:: Exercise input ::

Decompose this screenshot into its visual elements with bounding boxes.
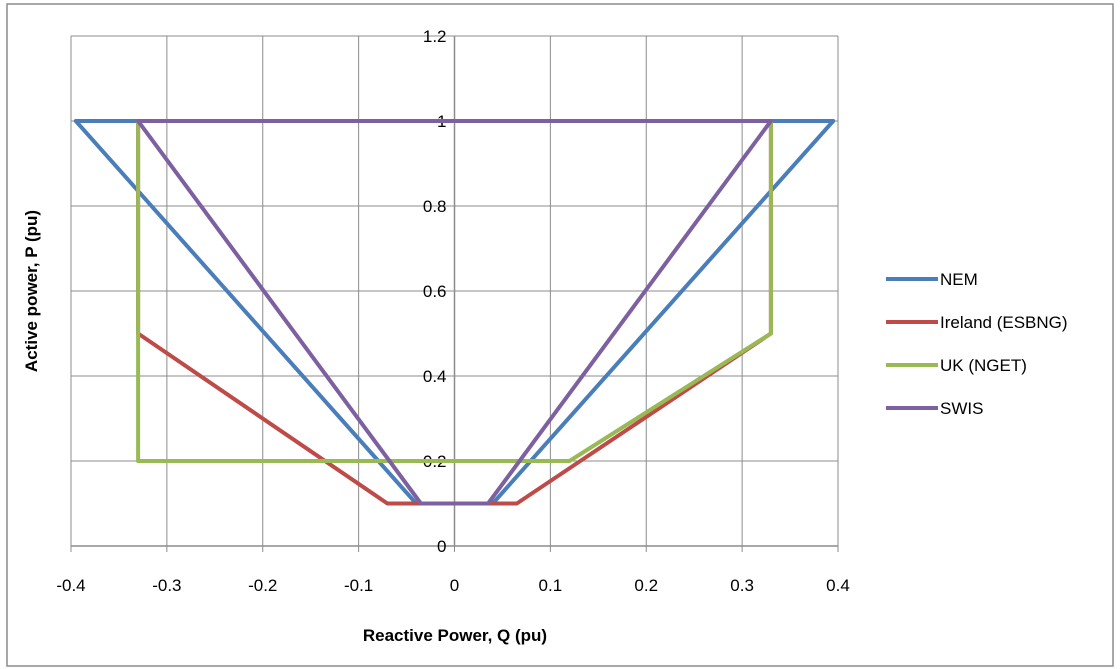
y-tick-label: 0.6 — [423, 282, 447, 301]
legend-label: NEM — [940, 270, 978, 289]
x-tick-label: -0.4 — [56, 576, 85, 595]
legend: NEM Ireland (ESBNG) UK (NGET) SWIS — [886, 270, 1068, 418]
x-tick-label: -0.3 — [152, 576, 181, 595]
legend-label: Ireland (ESBNG) — [940, 313, 1068, 332]
x-tick-label: 0.1 — [539, 576, 563, 595]
chart-border — [6, 3, 1114, 667]
x-tick-label: 0.2 — [634, 576, 658, 595]
series-line-3 — [136, 119, 773, 506]
y-axis-title: Active power, P (pu) — [22, 210, 41, 372]
series-lines — [73, 119, 836, 506]
y-tick-label: 1.2 — [423, 27, 447, 46]
x-tick-label: 0 — [450, 576, 459, 595]
series-line-2 — [136, 119, 773, 463]
legend-label: UK (NGET) — [940, 356, 1027, 375]
x-tick-label: 0.3 — [730, 576, 754, 595]
y-tick-label: 0.8 — [423, 197, 447, 216]
x-tick-label: -0.1 — [344, 576, 373, 595]
y-tick-label: 0 — [437, 537, 446, 556]
tick-labels: -0.4 -0.3 -0.2 -0.1 0 0.1 0.2 0.3 0.400.20.40.60… — [56, 27, 849, 595]
x-axis-title: Reactive Power, Q (pu) — [363, 626, 547, 645]
y-tick-label: 0.4 — [423, 367, 447, 386]
x-tick-label: 0.4 — [826, 576, 850, 595]
legend-label: SWIS — [940, 399, 983, 418]
x-tick-label: -0.2 — [248, 576, 277, 595]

:::

• Exercise objective: Please copy the records above word for word, starting at the line containing "y-tick-label: 0.6 — [423, 282, 447, 301]" and continuing through the final line of the records.

• Solution:
y-tick-label: 0.6 — [423, 282, 447, 301]
legend-label: NEM — [940, 270, 978, 289]
x-tick-label: -0.4 — [56, 576, 85, 595]
legend: NEM Ireland (ESBNG) UK (NGET) SWIS — [886, 270, 1068, 418]
x-tick-label: -0.3 — [152, 576, 181, 595]
legend-label: Ireland (ESBNG) — [940, 313, 1068, 332]
x-tick-label: 0.1 — [539, 576, 563, 595]
chart-border — [6, 3, 1114, 667]
x-tick-label: 0.2 — [634, 576, 658, 595]
series-line-3 — [136, 119, 773, 506]
y-axis-title: Active power, P (pu) — [22, 210, 41, 372]
series-lines — [73, 119, 836, 506]
y-tick-label: 1.2 — [423, 27, 447, 46]
x-tick-label: 0 — [450, 576, 459, 595]
series-line-2 — [136, 119, 773, 463]
legend-label: UK (NGET) — [940, 356, 1027, 375]
x-tick-label: 0.3 — [730, 576, 754, 595]
y-tick-label: 0.8 — [423, 197, 447, 216]
x-tick-label: -0.1 — [344, 576, 373, 595]
y-tick-label: 0 — [437, 537, 446, 556]
tick-labels: -0.4 -0.3 -0.2 -0.1 0 0.1 0.2 0.3 0.400.20.40.60… — [56, 27, 849, 595]
x-axis-title: Reactive Power, Q (pu) — [363, 626, 547, 645]
y-tick-label: 0.4 — [423, 367, 447, 386]
x-tick-label: 0.4 — [826, 576, 850, 595]
legend-label: SWIS — [940, 399, 983, 418]
x-tick-label: -0.2 — [248, 576, 277, 595]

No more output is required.